## Aim
Find every line containing the word "Euch" and report the count, nothing more.

## Collected data
— START —

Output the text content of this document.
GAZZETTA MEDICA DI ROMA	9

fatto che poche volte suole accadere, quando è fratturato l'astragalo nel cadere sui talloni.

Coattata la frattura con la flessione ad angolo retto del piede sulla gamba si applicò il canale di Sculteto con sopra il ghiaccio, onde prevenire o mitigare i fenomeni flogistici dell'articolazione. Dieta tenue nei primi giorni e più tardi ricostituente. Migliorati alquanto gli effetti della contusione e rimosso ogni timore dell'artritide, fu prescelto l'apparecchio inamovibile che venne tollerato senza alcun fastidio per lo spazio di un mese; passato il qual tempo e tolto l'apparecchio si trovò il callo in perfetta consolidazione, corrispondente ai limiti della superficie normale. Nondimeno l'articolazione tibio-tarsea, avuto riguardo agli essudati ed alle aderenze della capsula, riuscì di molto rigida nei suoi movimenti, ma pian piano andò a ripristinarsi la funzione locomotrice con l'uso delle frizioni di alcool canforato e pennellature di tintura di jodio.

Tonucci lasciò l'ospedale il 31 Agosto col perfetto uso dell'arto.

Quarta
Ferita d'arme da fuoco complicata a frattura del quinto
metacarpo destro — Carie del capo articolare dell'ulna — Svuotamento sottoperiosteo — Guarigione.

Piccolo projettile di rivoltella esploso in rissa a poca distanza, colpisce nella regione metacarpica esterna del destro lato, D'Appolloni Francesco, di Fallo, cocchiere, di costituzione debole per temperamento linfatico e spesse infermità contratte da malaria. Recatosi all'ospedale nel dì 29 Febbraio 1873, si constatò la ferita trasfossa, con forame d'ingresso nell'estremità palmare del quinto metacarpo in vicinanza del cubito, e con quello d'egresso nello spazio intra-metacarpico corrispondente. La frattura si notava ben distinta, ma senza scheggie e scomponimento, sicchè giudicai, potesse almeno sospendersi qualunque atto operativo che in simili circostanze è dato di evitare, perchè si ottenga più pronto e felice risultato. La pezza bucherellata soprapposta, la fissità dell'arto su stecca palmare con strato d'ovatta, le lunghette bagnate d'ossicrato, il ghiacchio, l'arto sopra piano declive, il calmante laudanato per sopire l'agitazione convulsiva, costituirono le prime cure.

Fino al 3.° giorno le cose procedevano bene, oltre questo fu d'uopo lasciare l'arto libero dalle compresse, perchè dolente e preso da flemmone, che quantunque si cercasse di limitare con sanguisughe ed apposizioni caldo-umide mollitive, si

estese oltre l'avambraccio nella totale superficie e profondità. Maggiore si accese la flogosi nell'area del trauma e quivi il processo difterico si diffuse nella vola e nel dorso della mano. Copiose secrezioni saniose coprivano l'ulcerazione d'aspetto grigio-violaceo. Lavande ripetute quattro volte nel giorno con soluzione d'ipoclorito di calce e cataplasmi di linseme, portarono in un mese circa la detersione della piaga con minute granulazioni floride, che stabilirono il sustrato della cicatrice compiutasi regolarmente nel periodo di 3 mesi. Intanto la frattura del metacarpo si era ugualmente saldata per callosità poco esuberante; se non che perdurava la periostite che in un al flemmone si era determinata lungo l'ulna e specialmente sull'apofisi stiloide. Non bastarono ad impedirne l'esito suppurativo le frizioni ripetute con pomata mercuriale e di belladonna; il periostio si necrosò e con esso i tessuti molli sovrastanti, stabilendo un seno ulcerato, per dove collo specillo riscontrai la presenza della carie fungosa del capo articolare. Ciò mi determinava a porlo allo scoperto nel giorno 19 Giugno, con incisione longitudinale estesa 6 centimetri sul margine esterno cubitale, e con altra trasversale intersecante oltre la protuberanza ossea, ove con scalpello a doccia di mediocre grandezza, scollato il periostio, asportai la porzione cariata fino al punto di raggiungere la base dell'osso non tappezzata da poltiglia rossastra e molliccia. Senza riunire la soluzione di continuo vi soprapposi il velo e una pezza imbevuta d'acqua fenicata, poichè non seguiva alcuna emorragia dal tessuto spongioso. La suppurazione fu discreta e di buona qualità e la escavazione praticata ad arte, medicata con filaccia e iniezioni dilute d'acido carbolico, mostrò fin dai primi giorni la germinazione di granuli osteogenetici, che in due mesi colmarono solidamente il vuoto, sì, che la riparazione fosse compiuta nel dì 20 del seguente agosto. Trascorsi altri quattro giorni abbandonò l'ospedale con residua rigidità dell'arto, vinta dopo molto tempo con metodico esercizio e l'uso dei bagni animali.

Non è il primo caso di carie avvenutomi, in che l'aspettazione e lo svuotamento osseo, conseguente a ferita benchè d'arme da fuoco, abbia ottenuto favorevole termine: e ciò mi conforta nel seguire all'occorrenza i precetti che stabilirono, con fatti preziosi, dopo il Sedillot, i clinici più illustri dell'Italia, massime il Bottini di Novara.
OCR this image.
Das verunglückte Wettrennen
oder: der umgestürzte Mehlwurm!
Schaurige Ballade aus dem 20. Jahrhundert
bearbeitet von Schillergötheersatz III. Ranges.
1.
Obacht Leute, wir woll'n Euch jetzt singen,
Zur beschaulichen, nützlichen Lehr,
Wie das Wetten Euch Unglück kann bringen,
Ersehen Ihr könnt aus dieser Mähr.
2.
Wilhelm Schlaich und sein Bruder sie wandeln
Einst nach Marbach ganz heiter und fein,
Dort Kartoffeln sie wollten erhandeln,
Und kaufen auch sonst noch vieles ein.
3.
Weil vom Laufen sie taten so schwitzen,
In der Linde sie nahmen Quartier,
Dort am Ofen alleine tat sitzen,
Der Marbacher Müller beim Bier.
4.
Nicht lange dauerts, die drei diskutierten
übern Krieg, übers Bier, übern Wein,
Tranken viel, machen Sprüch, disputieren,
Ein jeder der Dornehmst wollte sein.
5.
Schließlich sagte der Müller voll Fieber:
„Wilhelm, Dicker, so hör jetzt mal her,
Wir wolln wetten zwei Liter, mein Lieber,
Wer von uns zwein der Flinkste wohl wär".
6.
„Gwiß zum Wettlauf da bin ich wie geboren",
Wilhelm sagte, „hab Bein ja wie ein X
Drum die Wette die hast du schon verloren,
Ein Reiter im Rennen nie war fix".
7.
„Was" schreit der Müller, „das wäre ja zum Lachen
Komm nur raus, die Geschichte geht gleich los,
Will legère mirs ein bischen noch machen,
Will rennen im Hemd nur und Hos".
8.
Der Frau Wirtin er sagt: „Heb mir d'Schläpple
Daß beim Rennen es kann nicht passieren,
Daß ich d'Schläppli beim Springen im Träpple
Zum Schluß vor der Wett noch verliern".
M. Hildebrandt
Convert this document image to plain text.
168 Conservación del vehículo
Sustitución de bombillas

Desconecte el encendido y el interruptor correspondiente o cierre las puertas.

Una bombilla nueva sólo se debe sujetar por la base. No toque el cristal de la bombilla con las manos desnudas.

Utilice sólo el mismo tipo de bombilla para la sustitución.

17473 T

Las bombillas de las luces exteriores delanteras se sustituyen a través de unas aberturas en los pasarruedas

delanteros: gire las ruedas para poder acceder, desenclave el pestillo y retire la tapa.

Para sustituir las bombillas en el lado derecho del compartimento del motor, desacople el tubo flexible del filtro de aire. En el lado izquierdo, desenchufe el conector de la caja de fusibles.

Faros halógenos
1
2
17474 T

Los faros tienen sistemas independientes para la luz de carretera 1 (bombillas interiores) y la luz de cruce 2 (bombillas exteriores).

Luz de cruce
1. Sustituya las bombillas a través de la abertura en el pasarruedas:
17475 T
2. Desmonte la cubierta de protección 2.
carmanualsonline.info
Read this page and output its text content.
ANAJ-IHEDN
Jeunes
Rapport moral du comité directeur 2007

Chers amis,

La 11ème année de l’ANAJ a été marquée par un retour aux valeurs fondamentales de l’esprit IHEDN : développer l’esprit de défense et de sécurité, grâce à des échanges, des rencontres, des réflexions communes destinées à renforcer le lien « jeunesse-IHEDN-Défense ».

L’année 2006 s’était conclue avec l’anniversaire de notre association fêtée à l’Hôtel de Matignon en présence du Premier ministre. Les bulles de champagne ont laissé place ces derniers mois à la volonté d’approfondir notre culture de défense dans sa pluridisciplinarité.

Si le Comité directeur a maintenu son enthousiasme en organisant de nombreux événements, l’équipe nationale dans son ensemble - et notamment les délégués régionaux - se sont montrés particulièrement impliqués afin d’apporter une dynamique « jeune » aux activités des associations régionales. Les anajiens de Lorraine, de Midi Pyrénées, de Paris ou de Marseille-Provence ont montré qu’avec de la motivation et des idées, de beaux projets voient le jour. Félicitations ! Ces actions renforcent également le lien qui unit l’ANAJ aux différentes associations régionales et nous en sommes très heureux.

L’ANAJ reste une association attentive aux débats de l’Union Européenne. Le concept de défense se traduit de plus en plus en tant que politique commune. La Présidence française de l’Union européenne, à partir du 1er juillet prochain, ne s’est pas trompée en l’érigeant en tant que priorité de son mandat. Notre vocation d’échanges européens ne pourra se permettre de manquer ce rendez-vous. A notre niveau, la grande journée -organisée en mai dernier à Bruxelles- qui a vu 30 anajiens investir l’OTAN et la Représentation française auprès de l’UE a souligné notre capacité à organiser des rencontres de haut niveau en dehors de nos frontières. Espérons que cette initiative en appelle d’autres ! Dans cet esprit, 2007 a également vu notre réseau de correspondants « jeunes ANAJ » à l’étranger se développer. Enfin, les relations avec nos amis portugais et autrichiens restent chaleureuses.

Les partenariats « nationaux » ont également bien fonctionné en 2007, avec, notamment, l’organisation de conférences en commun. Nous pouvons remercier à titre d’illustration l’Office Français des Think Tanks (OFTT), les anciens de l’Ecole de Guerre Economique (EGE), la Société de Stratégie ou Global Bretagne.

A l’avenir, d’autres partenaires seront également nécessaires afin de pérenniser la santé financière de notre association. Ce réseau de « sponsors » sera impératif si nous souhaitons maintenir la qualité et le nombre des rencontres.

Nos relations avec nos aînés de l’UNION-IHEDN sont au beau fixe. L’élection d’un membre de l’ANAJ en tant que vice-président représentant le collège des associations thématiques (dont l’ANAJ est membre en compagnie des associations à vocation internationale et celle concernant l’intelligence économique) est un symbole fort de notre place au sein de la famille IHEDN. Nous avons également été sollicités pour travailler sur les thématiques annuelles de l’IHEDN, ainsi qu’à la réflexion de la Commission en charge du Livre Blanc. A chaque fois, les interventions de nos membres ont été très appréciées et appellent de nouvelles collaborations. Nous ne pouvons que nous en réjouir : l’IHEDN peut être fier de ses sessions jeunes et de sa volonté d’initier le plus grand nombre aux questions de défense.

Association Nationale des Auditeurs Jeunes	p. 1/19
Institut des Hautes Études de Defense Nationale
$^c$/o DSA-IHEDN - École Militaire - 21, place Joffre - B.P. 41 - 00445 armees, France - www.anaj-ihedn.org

— END —

## Finished task
2